**Instructions:**
1) In the forum thread about repairing a worn crank nose, reproduce the passage from "Would save me" up to and including "first VW too." word for word.
2) In the forum thread about repairing a worn crank nose, what does Crasher say the keyway is there for?
3) Extend the forum thread about repairing a worn crank nose, picking up after its final post.

**Extract provided:**
—————

I think the front of the crank is a bit rounded after its fight with the cam belt sprocket, I found this link on how to mod the keyway to make this weak point stronger, but hear there might be a tool to recut the crank nose. Anyone know if this is te case? Is there a tool to recut the nose of the crank in situ, making it flat and run true?

Would save me a lot of grief of an engine removal and crank machining. Any info would be great thanks.

Hello to this forum to as its my first post, :beerchug: and my first VW too.
Cheers
John

http://www.vwdiesel.net/phpBB/viewtopic.php?p=98264&sid=2ab514824715a84ba96802c252c30606

Crasher
21-04-2008, 10:51 PM
I can supply that tool but I can't give you a price until tommorow.

johnmaneely
22-04-2008, 05:11 PM
Hi Crasher,
That looks like the answer to all my troubles. My Keyway is a bit butchered but I'm hoping it'll square up a bit when I cut it. You reckon it'll be ok? Its driving the alt and Pas but no AC. I'll take a pic and post it soon.
Cheers
John

Crasher
22-04-2008, 05:18 PM
£90 all in. The key way is not important as long as you can align the pulley for timing. All the torque must be taken by the pressure of the contact between the pulley and the crank, the keyway is only there for alignment. You also need VW tool 3099 to ally the 90Nm and 90 degrees torque to the new bolt.

johnmaneely
22-04-2008, 05:48 PM
Crasher
I thought the face should take all the torque. I saw the mods people were doing with dowelling and wasn't entirely convinced, guess if its moving even very slightly its could just delaying the inevitable.

—————

Element box annotations:
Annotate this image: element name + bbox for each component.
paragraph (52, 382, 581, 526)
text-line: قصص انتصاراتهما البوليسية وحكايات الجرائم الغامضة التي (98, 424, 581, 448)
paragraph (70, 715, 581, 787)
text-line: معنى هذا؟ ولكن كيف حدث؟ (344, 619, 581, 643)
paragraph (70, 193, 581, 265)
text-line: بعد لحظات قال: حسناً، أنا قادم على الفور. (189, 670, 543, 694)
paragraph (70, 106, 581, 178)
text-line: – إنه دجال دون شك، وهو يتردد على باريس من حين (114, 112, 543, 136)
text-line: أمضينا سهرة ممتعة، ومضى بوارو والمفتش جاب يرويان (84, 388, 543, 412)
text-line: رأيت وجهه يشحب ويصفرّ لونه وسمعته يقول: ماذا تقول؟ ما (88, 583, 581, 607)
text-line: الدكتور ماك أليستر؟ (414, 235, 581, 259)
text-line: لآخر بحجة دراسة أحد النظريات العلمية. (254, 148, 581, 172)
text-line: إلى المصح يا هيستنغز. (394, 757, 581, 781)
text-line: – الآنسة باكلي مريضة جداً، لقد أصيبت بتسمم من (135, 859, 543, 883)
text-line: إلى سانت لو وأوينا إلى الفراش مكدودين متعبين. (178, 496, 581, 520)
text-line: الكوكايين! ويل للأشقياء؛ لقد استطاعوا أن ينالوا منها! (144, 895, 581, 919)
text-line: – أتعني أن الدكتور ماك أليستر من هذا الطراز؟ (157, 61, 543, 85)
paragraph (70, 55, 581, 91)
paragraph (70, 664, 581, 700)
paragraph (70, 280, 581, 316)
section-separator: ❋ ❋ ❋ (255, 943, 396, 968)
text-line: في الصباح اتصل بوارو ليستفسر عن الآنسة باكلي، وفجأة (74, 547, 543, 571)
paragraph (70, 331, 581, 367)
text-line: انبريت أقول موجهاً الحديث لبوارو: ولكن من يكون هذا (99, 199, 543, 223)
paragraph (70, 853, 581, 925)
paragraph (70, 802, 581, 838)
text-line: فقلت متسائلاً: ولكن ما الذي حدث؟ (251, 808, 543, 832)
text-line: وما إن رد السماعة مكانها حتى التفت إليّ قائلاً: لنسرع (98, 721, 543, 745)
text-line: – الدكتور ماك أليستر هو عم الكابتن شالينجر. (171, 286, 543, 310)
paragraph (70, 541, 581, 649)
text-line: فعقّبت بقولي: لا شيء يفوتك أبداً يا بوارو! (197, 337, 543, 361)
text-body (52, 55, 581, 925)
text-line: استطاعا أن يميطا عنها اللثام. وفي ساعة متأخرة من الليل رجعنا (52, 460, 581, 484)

—————

**Results for the exercise:**
1)
Would save me a lot of grief of an engine removal and crank machining. Any info would be great thanks.

Hello to this forum to as its my first post, :beerchug: and my first VW too.

2) Only for alignment.

3)
I torqued the bolt up previously by wedging the ring gear through the bell housing, its F%$K off(0r 90NM plus 90 degrees technically)tight but thought it'd be ok. Has this practise caused trouble in the past do you know?

As it happens a new bloke started at my work today and he used to build superchargers and engines for VWs, he doesn't have the recut tool himself but says his mate may still have one and is gonna find out if I can borrow it. If its doesn't come off I'll be in touch.

Thanks very much for finding the time to answer my questions.
John

Retroloose
22-01-2015, 09:05 PM
Hi Crasher,
i was just reading your old thread, can you help please, as i have an 1.9 TD AAZ engine i just done up, in trouble with the dreaded crank nose problem, its not too bad yet but the crank face needs a re surface. There is a tiny wobble on it. can you direct me where to get or do you still have that tool?

Jordan.

Retroloose
23-01-2015, 07:35 PM
Thanks a million Lad, im very grateful, i cant Pm as im new to the site, ill let you know how it goes
Thanks again

Jordan.

Retroloose
28-01-2015, 09:03 PM
Hi Crasher, I tried that company for that tool but i think there gone out of business, i think the tool was about 379 euro as a kit as other companies sell it too after googling the name in german.

I eventually found a company ( thttp://www.dieselkontor.de/product_info.php?cPath=58_59&products_id=3680) That sell a cheaper version for 140 euro shipped, i hope it works ok and the quality is good id appreciate your view.

When you performed the re-facing, removing a few thou i assume, was there a need to machine the keyway on the pulley or the crank beval? so that the new pulley would seat flat against the crank end. Was there enough of a gap between the crank beval and key on pulley, if you understand what i mean. Id be very interested in hearing your experience. Also if it works out ok i was going to put two 4mm steel dowels or smaller in the end of the crank also to strengthen it for good.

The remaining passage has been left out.